* Task prompt *
Set the listing down again in full, word for word, with the pictures left out.

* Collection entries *
'''

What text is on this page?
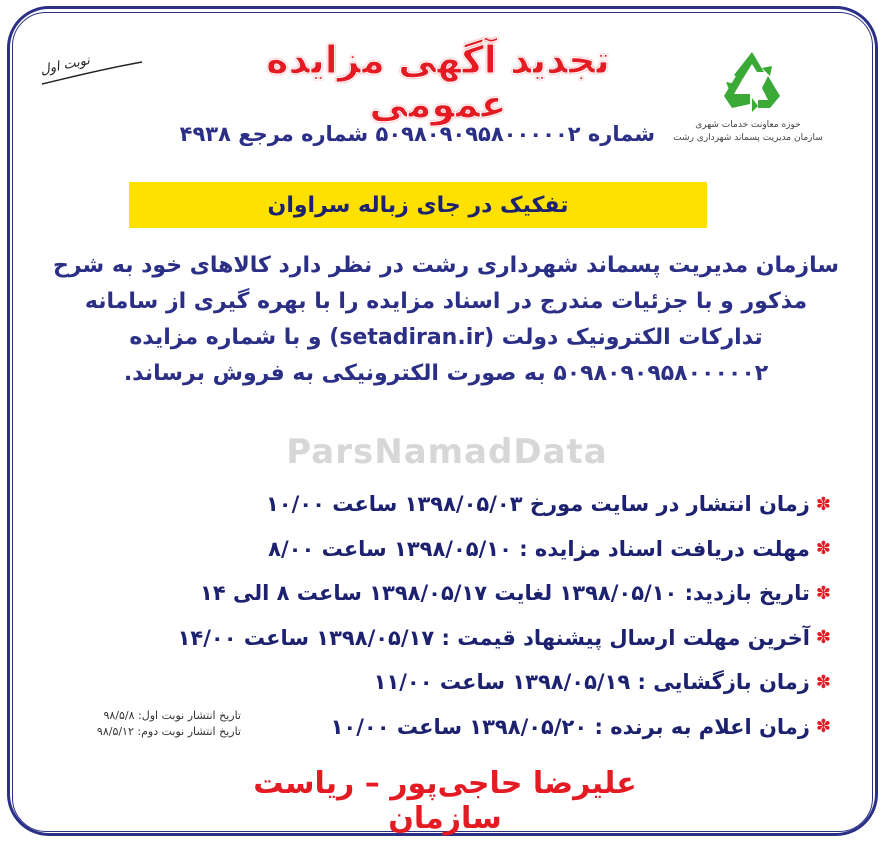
ParsNamadData
حوزه معاونت خدمات شهری
سازمان مدیریت پسماند شهرداری رشت
تجدید آگهی مزایده عمومی
نوبت اول
شماره ۵۰۹۸۰۹۰۹۵۸۰۰۰۰۰۲ شماره مرجع ۴۹۳۸
تفکیک در جای زباله سراوان
سازمان مدیریت پسماند شهرداری رشت در نظر دارد کالاهای خود به شرح مذکور و با جزئیات مندرج در اسناد مزایده را با بهره گیری از سامانه تدارکات الکترونیک دولت (setadiran.ir) و با شماره مزایده ۵۰۹۸۰۹۰۹۵۸۰۰۰۰۰۲ به صورت الکترونیکی به فروش برساند.
✽
زمان انتشار در سایت مورخ ۱۳۹۸/۰۵/۰۳ ساعت ۱۰/۰۰
✽
مهلت دریافت اسناد مزایده : ۱۳۹۸/۰۵/۱۰ ساعت ۸/۰۰
✽
تاریخ بازدید: ۱۳۹۸/۰۵/۱۰ لغایت ۱۳۹۸/۰۵/۱۷ ساعت ۸ الی ۱۴
✽
آخرین مهلت ارسال پیشنهاد قیمت : ۱۳۹۸/۰۵/۱۷ ساعت ۱۴/۰۰
✽
زمان بازگشایی : ۱۳۹۸/۰۵/۱۹ ساعت ۱۱/۰۰
✽
زمان اعلام به برنده : ۱۳۹۸/۰۵/۲۰ ساعت ۱۰/۰۰
تاریخ انتشار نوبت اول: ۹۸/۵/۸
تاریخ انتشار نوبت دوم: ۹۸/۵/۱۲
علیرضا حاجی‌پور – ریاست سازمان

'''

* Reply *
What text is on this page?
ParsNamadData
حوزه معاونت خدمات شهری
سازمان مدیریت پسماند شهرداری رشت
تجدید آگهی مزایده عمومی
نوبت اول
شماره ۵۰۹۸۰۹۰۹۵۸۰۰۰۰۰۲ شماره مرجع ۴۹۳۸
تفکیک در جای زباله سراوان
سازمان مدیریت پسماند شهرداری رشت در نظر دارد کالاهای خود به شرح مذکور و با جزئیات مندرج در اسناد مزایده را با بهره گیری از سامانه تدارکات الکترونیک دولت (setadiran.ir) و با شماره مزایده ۵۰۹۸۰۹۰۹۵۸۰۰۰۰۰۲ به صورت الکترونیکی به فروش برساند.
✽
زمان انتشار در سایت مورخ ۱۳۹۸/۰۵/۰۳ ساعت ۱۰/۰۰
✽
مهلت دریافت اسناد مزایده : ۱۳۹۸/۰۵/۱۰ ساعت ۸/۰۰
✽
تاریخ بازدید: ۱۳۹۸/۰۵/۱۰ لغایت ۱۳۹۸/۰۵/۱۷ ساعت ۸ الی ۱۴
✽
آخرین مهلت ارسال پیشنهاد قیمت : ۱۳۹۸/۰۵/۱۷ ساعت ۱۴/۰۰
✽
زمان بازگشایی : ۱۳۹۸/۰۵/۱۹ ساعت ۱۱/۰۰
✽
زمان اعلام به برنده : ۱۳۹۸/۰۵/۲۰ ساعت ۱۰/۰۰
تاریخ انتشار نوبت اول: ۹۸/۵/۸
تاریخ انتشار نوبت دوم: ۹۸/۵/۱۲
علیرضا حاجی‌پور – ریاست سازمان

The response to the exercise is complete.